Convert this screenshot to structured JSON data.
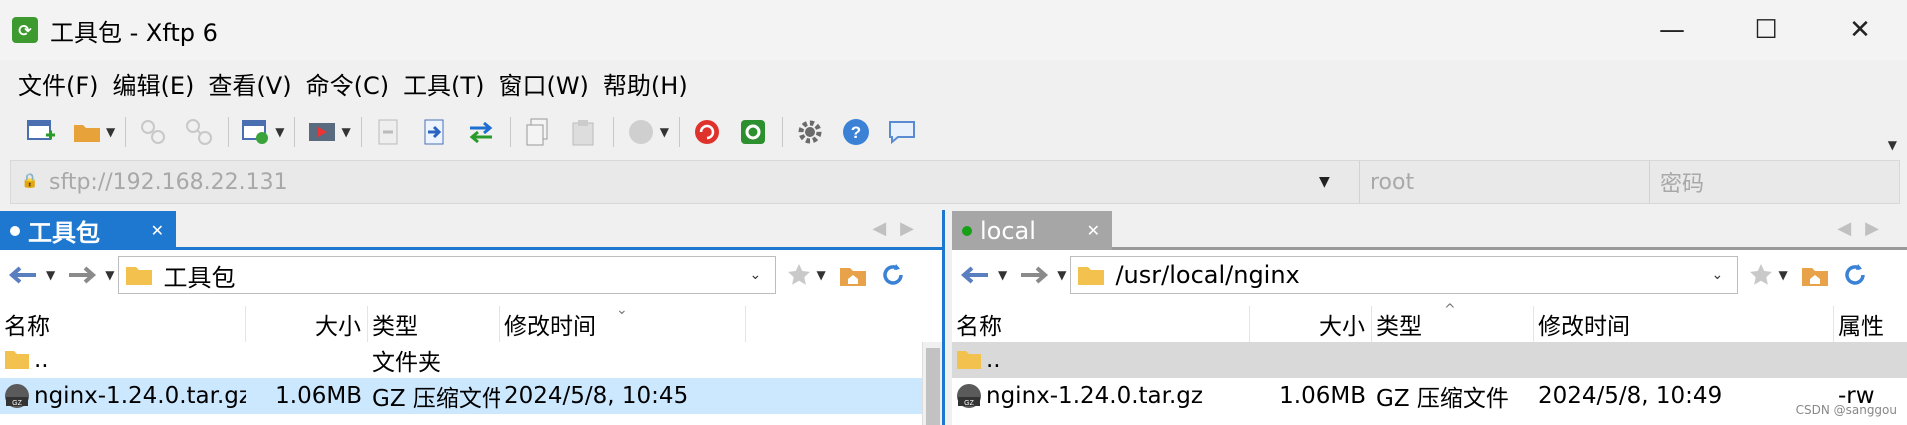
{
  "window": {
    "title": "工具包 - Xftp 6",
    "controls": {
      "minimize": "—",
      "maximize": "☐",
      "close": "✕"
    }
  },
  "menu": [
    "文件(F)",
    "编辑(E)",
    "查看(V)",
    "命令(C)",
    "工具(T)",
    "窗口(W)",
    "帮助(H)"
  ],
  "address": {
    "host": "sftp://192.168.22.131",
    "user_placeholder": "root",
    "password_placeholder": "密码"
  },
  "left_panel": {
    "tab_label": "工具包",
    "path": "工具包",
    "columns": {
      "name": "名称",
      "size": "大小",
      "type": "类型",
      "modified": "修改时间"
    },
    "rows": [
      {
        "name": "..",
        "size": "",
        "type": "文件夹",
        "modified": "",
        "icon": "folder-icon"
      },
      {
        "name": "nginx-1.24.0.tar.gz",
        "size": "1.06MB",
        "type": "GZ 压缩文件",
        "modified": "2024/5/8, 10:45",
        "icon": "gz-file-icon"
      }
    ]
  },
  "right_panel": {
    "tab_label": "local",
    "path": "/usr/local/nginx",
    "columns": {
      "name": "名称",
      "size": "大小",
      "type": "类型",
      "modified": "修改时间",
      "attrs": "属性"
    },
    "rows": [
      {
        "name": "..",
        "size": "",
        "type": "",
        "modified": "",
        "attrs": "",
        "icon": "folder-icon"
      },
      {
        "name": "nginx-1.24.0.tar.gz",
        "size": "1.06MB",
        "type": "GZ 压缩文件",
        "modified": "2024/5/8, 10:49",
        "attrs": "-rw",
        "icon": "gz-file-icon"
      }
    ]
  },
  "watermark": "CSDN @sanggou",
  "colors": {
    "accent": "#1e78d0",
    "selected_row": "#cce8ff",
    "inactive_tab": "#a6a6a6",
    "status_green": "#16a016"
  }
}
_ _ _ _ _ _ _
» **The problem**
Could you repeat all of the material exactly? Pictures should not be copied.

» **Solved exercise**
Convert this screenshot to structured JSON data.
{
  "window": {
    "title": "工具包 - Xftp 6",
    "controls": {
      "minimize": "—",
      "maximize": "☐",
      "close": "✕"
    }
  },
  "menu": [
    "文件(F)",
    "编辑(E)",
    "查看(V)",
    "命令(C)",
    "工具(T)",
    "窗口(W)",
    "帮助(H)"
  ],
  "address": {
    "host": "sftp://192.168.22.131",
    "user_placeholder": "root",
    "password_placeholder": "密码"
  },
  "left_panel": {
    "tab_label": "工具包",
    "path": "工具包",
    "columns": {
      "name": "名称",
      "size": "大小",
      "type": "类型",
      "modified": "修改时间"
    },
    "rows": [
      {
        "name": "..",
        "size": "",
        "type": "文件夹",
        "modified": "",
        "icon": "folder-icon"
      },
      {
        "name": "nginx-1.24.0.tar.gz",
        "size": "1.06MB",
        "type": "GZ 压缩文件",
        "modified": "2024/5/8, 10:45",
        "icon": "gz-file-icon"
      }
    ]
  },
  "right_panel": {
    "tab_label": "local",
    "path": "/usr/local/nginx",
    "columns": {
      "name": "名称",
      "size": "大小",
      "type": "类型",
      "modified": "修改时间",
      "attrs": "属性"
    },
    "rows": [
      {
        "name": "..",
        "size": "",
        "type": "",
        "modified": "",
        "attrs": "",
        "icon": "folder-icon"
      },
      {
        "name": "nginx-1.24.0.tar.gz",
        "size": "1.06MB",
        "type": "GZ 压缩文件",
        "modified": "2024/5/8, 10:49",
        "attrs": "-rw",
        "icon": "gz-file-icon"
      }
    ]
  },
  "watermark": "CSDN @sanggou",
  "colors": {
    "accent": "#1e78d0",
    "selected_row": "#cce8ff",
    "inactive_tab": "#a6a6a6",
    "status_green": "#16a016"
  }
}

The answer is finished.